# Task instructions:
Draw out every line with the word "Verified" from the listing below.

# Data listing:
┄┄┄┄┄┄┄┄┄┄
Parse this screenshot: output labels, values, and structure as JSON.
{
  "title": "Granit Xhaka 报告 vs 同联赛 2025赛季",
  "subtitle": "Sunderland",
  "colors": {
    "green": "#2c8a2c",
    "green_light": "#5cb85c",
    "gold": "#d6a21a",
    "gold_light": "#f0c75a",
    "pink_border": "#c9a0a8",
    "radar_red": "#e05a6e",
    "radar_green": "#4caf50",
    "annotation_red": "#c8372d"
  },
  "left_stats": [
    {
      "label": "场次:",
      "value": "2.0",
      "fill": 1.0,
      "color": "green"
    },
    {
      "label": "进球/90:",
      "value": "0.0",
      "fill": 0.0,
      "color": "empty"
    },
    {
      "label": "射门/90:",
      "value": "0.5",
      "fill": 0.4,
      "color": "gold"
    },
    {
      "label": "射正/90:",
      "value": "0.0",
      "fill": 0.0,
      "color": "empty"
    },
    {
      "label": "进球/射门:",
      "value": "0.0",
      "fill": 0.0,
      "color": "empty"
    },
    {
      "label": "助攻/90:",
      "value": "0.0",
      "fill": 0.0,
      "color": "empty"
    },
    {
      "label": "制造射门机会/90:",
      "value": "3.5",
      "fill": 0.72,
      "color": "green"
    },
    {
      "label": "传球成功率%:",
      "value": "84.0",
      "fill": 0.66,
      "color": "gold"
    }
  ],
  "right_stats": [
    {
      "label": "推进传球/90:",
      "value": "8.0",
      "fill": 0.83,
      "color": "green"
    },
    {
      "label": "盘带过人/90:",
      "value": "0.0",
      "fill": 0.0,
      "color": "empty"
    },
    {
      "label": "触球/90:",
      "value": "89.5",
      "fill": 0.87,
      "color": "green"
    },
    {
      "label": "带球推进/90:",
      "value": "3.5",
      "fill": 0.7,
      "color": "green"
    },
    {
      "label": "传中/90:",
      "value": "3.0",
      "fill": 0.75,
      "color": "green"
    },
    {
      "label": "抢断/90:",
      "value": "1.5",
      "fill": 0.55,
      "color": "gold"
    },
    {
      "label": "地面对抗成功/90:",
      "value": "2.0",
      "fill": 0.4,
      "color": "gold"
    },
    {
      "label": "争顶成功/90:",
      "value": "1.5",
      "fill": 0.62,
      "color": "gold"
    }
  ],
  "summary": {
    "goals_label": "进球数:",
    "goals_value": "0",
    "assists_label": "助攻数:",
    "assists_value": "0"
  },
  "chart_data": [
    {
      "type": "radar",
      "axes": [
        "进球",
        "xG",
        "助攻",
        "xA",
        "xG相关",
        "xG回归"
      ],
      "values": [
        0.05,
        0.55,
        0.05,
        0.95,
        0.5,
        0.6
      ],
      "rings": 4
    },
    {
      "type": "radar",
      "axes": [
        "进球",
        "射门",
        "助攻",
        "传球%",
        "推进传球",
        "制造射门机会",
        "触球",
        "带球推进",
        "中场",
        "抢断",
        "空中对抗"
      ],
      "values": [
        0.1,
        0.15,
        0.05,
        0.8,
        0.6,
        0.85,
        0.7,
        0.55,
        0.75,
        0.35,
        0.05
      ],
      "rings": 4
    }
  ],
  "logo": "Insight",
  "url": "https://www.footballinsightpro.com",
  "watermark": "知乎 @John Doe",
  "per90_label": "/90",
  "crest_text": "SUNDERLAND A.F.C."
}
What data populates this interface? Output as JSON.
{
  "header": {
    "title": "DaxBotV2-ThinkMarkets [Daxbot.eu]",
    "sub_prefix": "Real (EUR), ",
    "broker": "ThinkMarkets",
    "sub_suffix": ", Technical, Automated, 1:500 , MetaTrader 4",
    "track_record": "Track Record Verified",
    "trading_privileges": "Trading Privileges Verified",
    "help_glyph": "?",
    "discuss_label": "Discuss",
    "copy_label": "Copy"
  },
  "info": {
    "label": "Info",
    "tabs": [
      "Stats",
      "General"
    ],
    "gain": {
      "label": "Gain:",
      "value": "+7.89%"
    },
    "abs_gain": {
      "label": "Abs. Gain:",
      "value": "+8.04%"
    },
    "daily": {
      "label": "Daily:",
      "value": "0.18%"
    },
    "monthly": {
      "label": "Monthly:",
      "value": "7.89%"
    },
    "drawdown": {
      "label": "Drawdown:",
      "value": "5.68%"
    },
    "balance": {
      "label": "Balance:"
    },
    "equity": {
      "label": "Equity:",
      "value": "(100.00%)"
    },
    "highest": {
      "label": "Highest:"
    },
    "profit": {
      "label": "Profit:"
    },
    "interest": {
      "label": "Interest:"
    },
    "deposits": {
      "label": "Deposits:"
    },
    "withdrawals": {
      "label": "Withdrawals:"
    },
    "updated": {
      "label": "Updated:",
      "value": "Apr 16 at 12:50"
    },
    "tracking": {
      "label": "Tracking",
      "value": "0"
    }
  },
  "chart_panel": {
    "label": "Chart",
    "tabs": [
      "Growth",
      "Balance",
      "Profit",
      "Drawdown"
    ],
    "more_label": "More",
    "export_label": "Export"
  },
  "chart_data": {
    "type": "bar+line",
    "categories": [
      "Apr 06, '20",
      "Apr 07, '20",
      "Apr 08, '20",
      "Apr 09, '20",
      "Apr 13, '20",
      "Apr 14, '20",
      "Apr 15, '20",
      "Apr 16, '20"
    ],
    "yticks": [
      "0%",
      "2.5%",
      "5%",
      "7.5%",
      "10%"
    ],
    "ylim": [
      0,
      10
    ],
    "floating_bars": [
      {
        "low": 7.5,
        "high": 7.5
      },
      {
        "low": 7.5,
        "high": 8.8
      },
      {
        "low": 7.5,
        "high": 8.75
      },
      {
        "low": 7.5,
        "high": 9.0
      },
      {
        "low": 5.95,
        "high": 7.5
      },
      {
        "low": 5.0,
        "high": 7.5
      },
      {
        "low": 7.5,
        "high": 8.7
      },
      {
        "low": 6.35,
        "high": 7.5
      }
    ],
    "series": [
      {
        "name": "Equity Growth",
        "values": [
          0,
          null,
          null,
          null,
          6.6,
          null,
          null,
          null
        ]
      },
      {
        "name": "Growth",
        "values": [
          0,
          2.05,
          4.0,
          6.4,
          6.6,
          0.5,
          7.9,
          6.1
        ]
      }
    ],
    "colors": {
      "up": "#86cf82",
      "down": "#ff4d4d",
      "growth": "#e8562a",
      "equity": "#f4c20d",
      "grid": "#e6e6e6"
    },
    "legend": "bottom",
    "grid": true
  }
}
┄┄┄┄┄┄┄┄┄┄
# Solution to this exercise:
    "track_record": "Track Record Verified",
    "trading_privileges": "Trading Privileges Verified",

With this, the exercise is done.